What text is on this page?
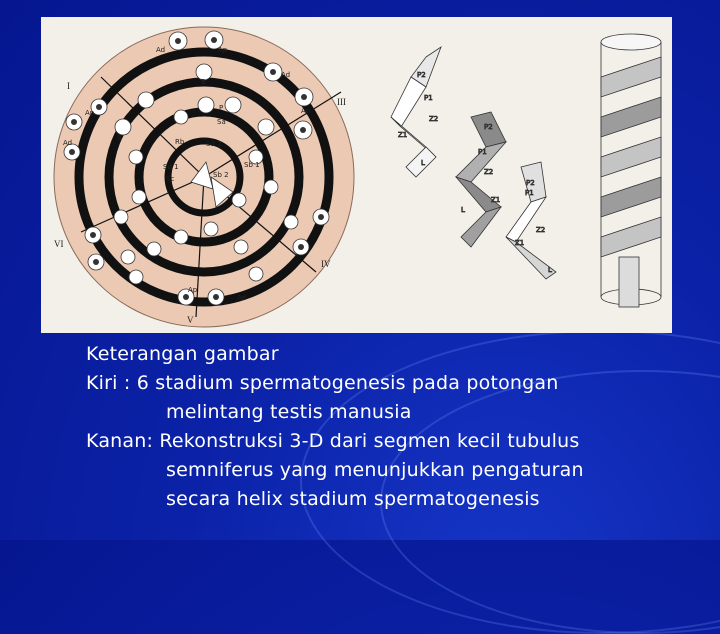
I
III
IV
V
VI
Ad	Ap
B
P
Sa
Rb	Sd 2
Sd 1	Sb 1
Sb 2
Sc
Ap
Ad
B
Ap
Ad
Ad
Ap
P2
P1
Z1
Z2
L
P2
P1
Z2
L
Z1
P2
P1
Z1
Z2
L
Keterangan gambar
Kiri : 6 stadium spermatogenesis pada potongan
melintang testis manusia
Kanan: Rekonstruksi 3-D dari segmen kecil tubulus
semniferus yang menunjukkan pengaturan
secara helix stadium spermatogenesis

#### [WORK INSTRUCTIONS]
Among the lines of the material above, find those with the word "spermatogenesis". Copy each one.

#### [ANSWER TO THE EXERCISE]
Kiri : 6 stadium spermatogenesis pada potongan
secara helix stadium spermatogenesis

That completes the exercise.